*Instruction:*
Write out each line from the data below that includes the word "Bill".
— START Dataset rows —
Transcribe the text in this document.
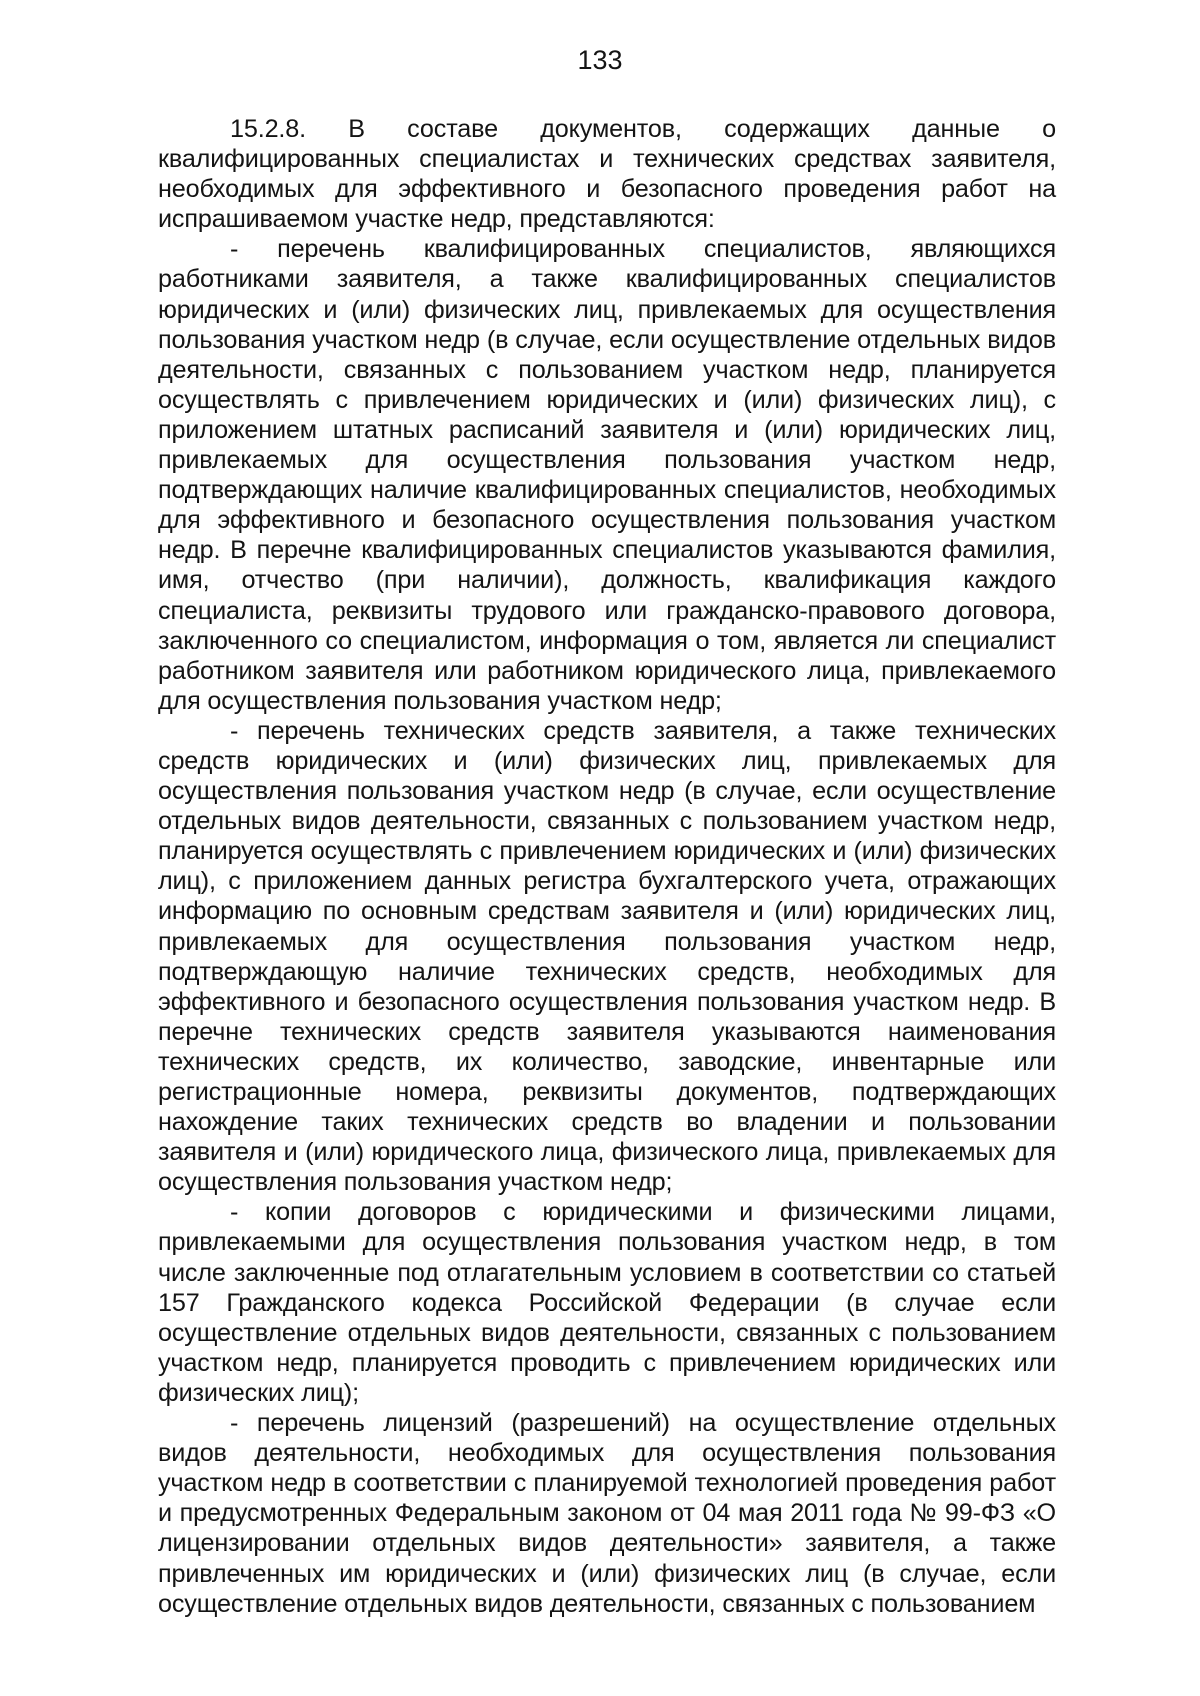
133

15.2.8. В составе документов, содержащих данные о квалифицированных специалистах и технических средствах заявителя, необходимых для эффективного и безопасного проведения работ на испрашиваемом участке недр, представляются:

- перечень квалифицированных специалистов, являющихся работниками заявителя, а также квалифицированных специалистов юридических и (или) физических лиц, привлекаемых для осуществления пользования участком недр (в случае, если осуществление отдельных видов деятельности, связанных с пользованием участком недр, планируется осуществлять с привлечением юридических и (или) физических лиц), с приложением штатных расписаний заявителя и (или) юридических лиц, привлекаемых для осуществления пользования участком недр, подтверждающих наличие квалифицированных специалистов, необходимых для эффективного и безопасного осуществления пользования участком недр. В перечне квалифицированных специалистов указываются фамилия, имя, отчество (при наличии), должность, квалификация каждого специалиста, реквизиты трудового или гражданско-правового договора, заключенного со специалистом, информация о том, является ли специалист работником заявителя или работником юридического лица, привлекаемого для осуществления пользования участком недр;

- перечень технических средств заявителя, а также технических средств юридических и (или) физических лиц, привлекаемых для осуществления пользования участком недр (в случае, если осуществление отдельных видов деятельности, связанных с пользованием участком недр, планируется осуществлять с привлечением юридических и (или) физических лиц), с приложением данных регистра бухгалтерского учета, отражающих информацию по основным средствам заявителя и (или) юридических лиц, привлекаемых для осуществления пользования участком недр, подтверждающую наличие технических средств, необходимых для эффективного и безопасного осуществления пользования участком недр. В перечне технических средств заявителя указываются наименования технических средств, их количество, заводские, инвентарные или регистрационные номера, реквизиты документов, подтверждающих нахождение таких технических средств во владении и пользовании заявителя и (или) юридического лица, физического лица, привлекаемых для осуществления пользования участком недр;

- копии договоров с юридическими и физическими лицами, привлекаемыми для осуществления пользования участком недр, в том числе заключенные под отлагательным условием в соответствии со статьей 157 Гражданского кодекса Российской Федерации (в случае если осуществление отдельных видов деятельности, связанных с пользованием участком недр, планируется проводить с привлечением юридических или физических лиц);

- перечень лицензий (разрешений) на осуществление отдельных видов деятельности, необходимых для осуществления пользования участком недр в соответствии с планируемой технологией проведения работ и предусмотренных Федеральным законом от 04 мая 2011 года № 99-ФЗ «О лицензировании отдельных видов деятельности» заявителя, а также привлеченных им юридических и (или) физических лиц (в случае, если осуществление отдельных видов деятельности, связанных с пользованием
— END Dataset rows —
— START Dataset rows —
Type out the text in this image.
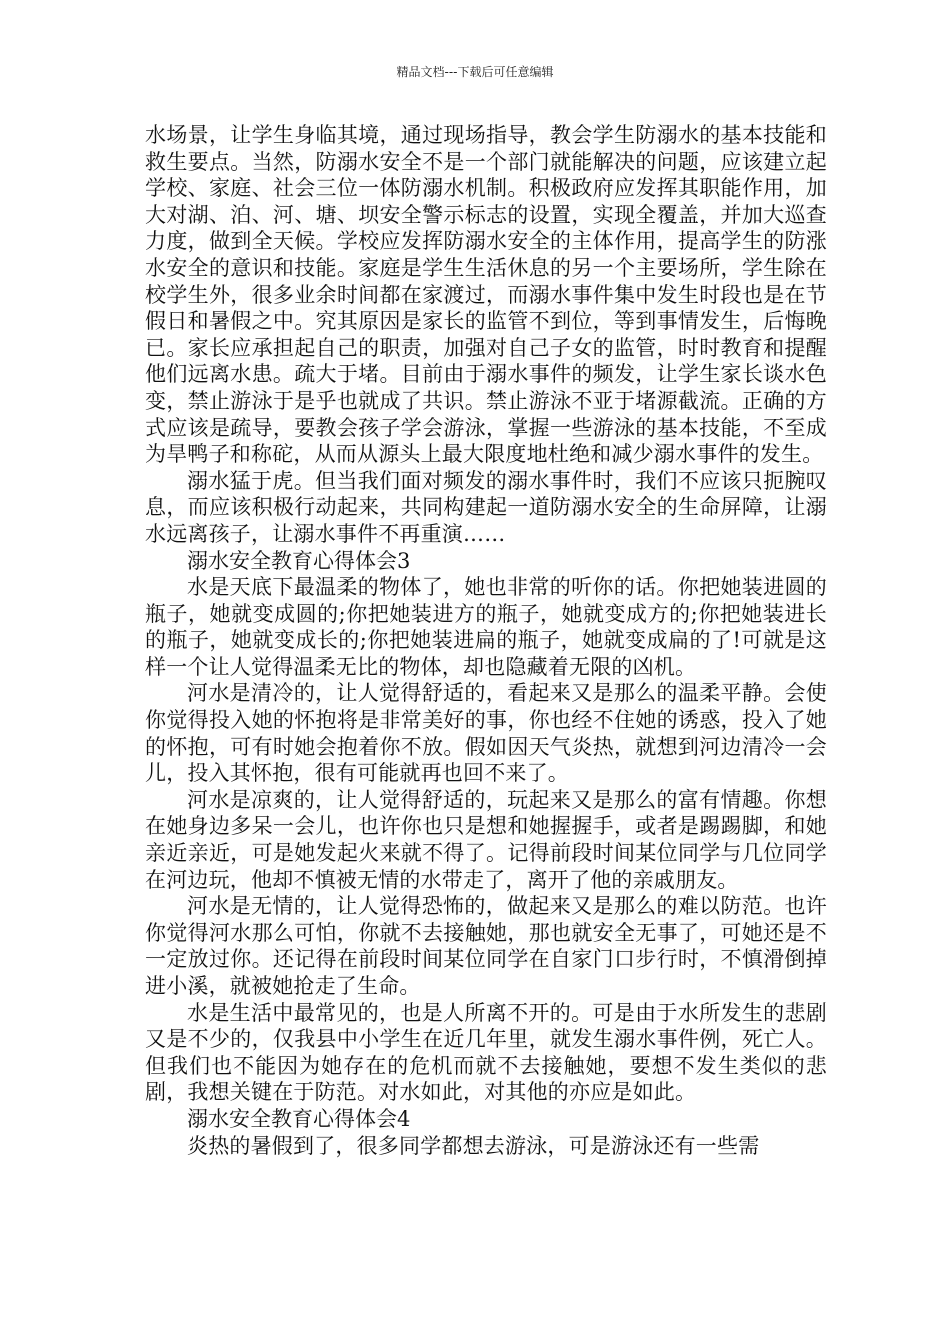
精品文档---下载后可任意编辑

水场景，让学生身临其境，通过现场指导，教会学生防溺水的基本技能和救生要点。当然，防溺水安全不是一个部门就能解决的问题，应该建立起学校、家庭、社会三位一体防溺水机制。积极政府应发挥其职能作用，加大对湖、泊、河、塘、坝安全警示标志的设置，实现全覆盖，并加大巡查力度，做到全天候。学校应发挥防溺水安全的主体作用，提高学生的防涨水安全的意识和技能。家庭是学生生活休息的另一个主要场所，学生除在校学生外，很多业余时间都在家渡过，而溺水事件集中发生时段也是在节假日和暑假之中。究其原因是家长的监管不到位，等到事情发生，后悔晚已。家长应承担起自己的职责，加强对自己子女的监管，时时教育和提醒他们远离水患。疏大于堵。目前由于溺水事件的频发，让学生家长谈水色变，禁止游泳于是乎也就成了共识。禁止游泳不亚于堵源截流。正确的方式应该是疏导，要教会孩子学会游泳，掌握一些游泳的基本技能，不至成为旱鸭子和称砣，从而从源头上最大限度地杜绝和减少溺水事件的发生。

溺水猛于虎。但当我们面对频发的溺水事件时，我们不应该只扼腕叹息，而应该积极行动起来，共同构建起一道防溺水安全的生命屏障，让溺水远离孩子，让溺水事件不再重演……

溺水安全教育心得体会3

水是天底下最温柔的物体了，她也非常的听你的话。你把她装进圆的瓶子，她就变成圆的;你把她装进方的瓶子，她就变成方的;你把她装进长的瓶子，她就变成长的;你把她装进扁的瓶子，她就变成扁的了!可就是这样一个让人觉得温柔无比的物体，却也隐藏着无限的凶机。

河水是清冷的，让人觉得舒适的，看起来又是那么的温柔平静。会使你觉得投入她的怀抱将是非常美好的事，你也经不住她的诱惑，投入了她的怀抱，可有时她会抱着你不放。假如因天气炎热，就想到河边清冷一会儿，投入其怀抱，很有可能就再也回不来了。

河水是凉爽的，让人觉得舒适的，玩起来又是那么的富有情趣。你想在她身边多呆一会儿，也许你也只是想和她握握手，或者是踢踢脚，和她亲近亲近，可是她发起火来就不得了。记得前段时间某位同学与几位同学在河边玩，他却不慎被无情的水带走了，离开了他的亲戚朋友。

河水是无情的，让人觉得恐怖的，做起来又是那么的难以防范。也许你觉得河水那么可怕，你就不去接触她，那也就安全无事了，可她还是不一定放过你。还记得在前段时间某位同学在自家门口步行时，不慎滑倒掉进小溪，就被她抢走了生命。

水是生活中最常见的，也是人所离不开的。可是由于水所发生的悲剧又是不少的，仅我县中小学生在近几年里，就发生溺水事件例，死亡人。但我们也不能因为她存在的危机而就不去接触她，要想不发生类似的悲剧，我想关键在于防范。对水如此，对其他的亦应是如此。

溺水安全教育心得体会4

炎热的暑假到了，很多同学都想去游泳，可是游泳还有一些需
— END Dataset rows —
— START Dataset rows —
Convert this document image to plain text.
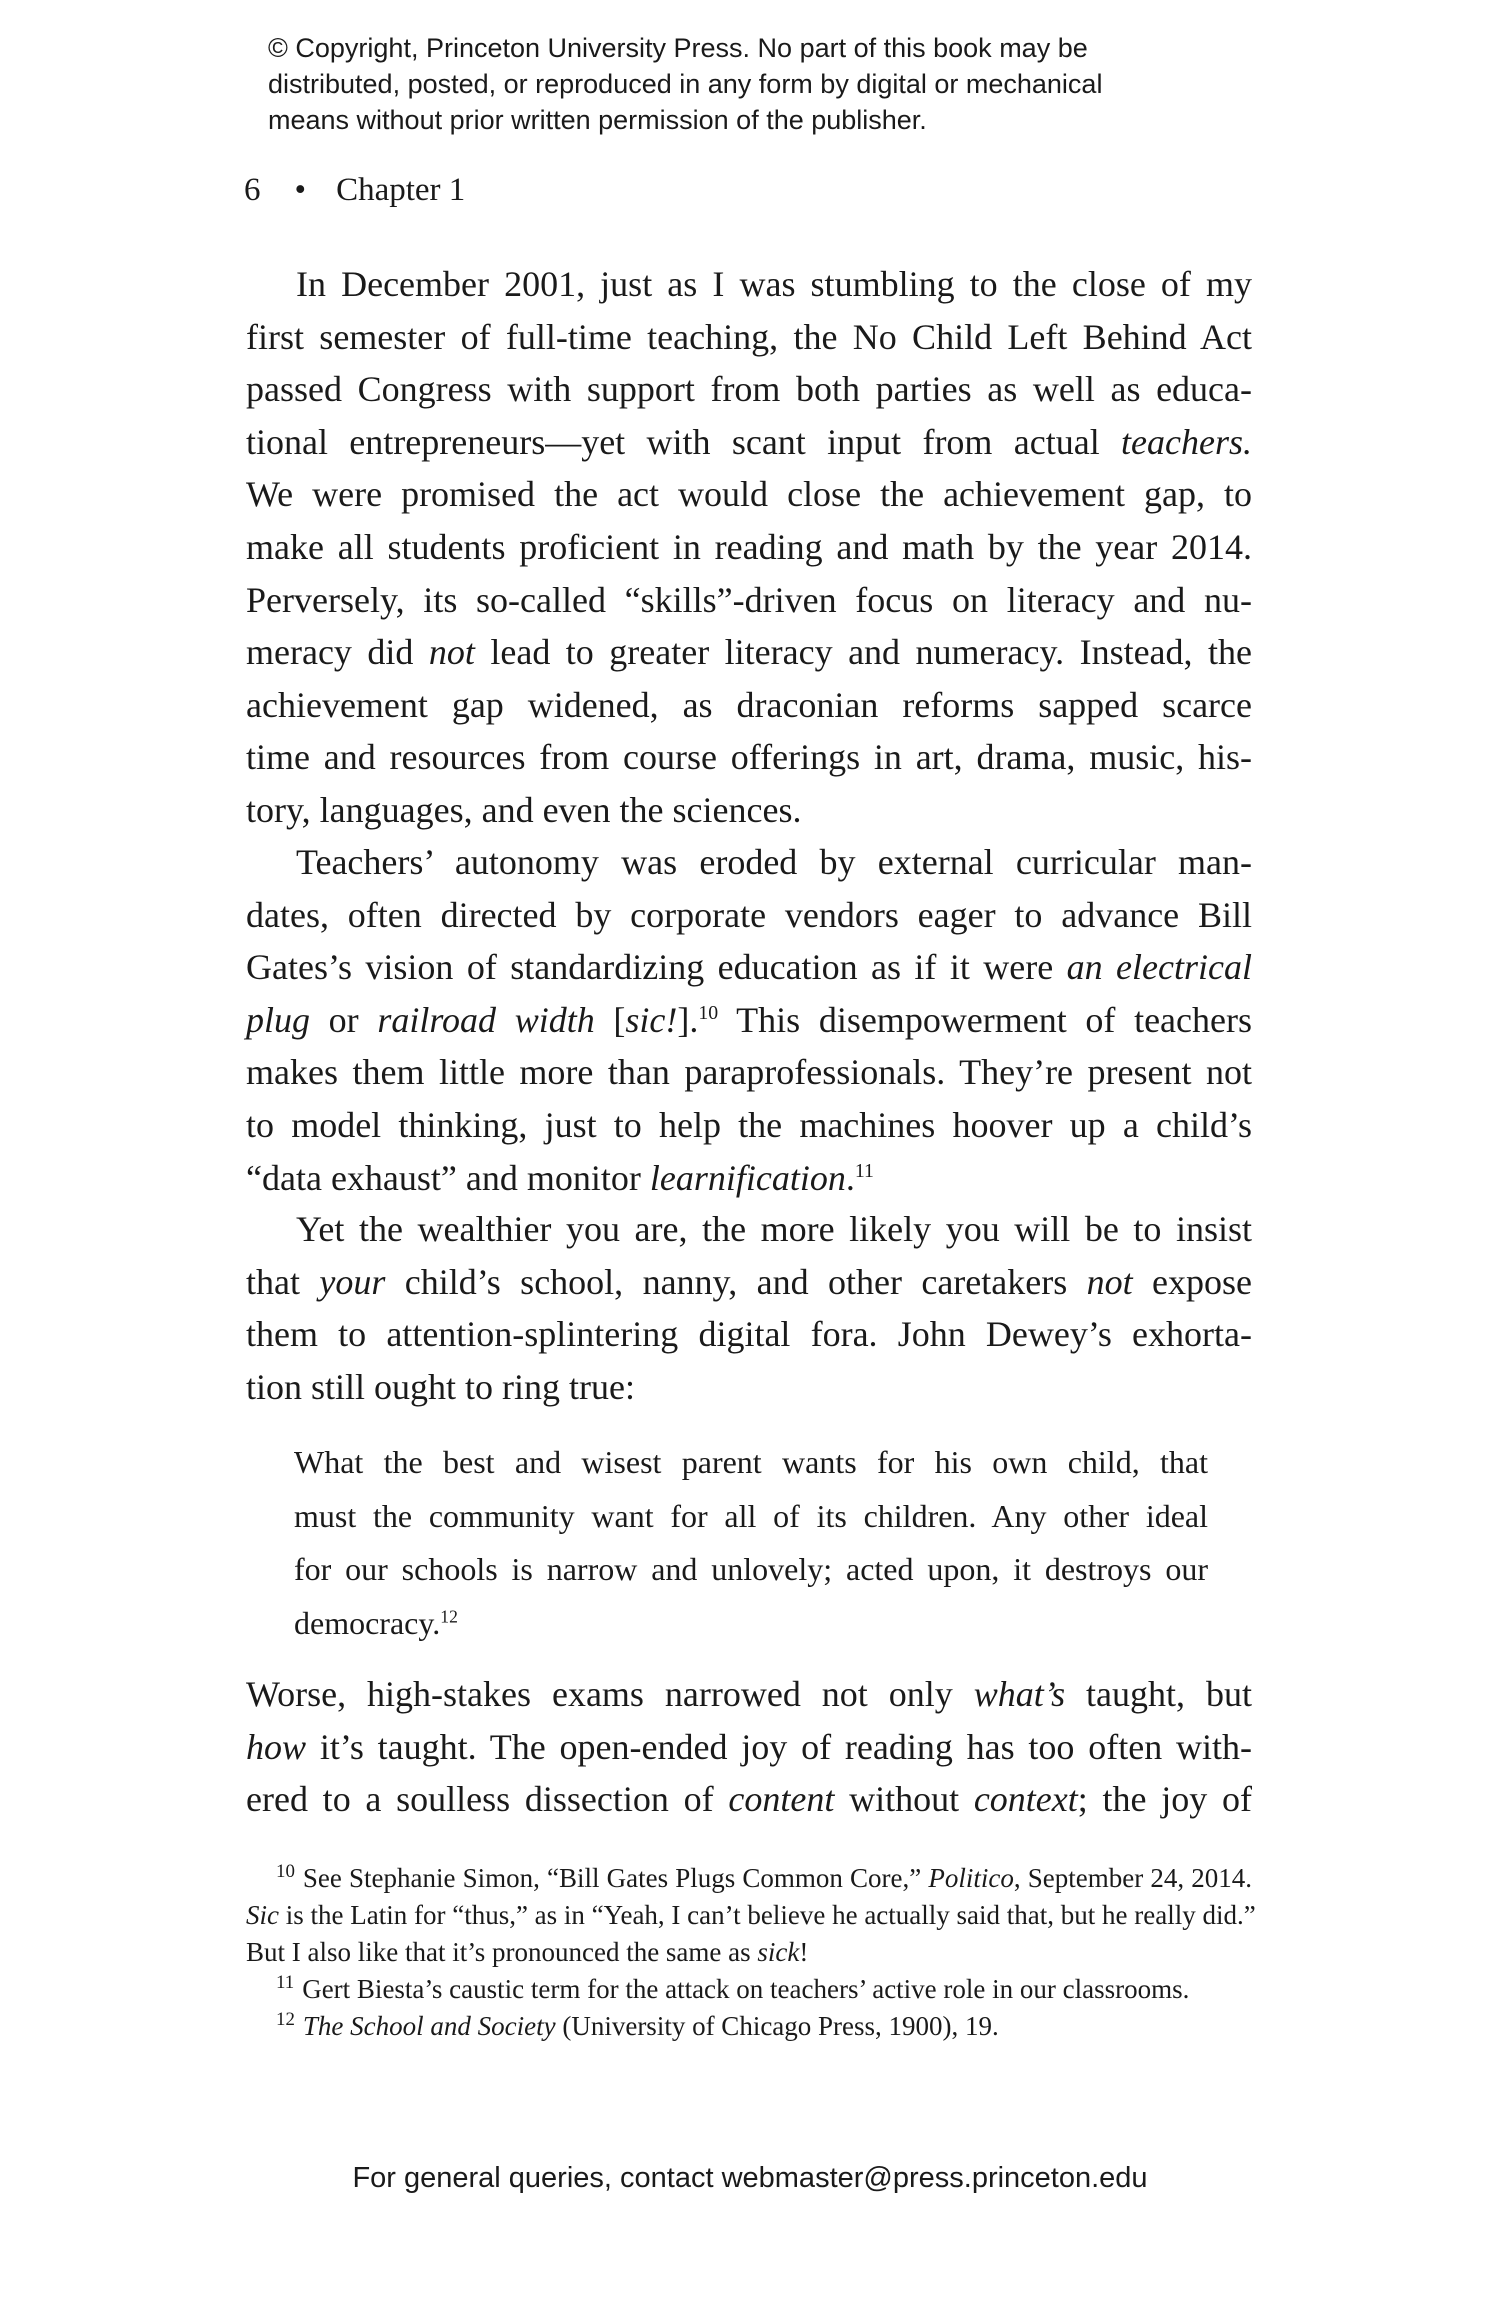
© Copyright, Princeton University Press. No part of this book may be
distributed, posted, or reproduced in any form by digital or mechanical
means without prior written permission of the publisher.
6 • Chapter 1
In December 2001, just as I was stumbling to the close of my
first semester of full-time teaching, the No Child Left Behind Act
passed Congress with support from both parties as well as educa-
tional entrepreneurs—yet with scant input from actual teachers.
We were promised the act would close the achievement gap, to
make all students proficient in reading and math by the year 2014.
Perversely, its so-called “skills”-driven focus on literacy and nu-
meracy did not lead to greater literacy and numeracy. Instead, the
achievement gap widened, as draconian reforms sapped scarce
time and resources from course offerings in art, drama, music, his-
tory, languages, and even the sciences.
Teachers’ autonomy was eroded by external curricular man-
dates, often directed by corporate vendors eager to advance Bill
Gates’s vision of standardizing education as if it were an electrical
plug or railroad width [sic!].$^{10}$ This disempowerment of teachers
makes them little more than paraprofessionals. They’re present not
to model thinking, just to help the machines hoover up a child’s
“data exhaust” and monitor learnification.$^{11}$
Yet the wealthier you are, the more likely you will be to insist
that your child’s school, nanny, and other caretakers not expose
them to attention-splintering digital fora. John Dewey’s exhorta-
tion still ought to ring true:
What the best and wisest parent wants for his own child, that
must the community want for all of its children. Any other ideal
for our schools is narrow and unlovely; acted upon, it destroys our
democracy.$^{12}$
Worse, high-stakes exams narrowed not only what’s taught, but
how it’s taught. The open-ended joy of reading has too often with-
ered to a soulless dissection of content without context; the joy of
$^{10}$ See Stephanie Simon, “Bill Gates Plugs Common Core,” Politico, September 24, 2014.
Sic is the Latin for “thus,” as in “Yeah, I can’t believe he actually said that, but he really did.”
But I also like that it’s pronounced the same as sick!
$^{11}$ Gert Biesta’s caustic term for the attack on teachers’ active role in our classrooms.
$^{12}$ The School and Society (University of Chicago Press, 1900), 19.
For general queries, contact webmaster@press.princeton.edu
— END Dataset rows —
*Solution below:*
dates, often directed by corporate vendors eager to advance Bill
$^{10}$ See Stephanie Simon, “Bill Gates Plugs Common Core,” Politico, September 24, 2014.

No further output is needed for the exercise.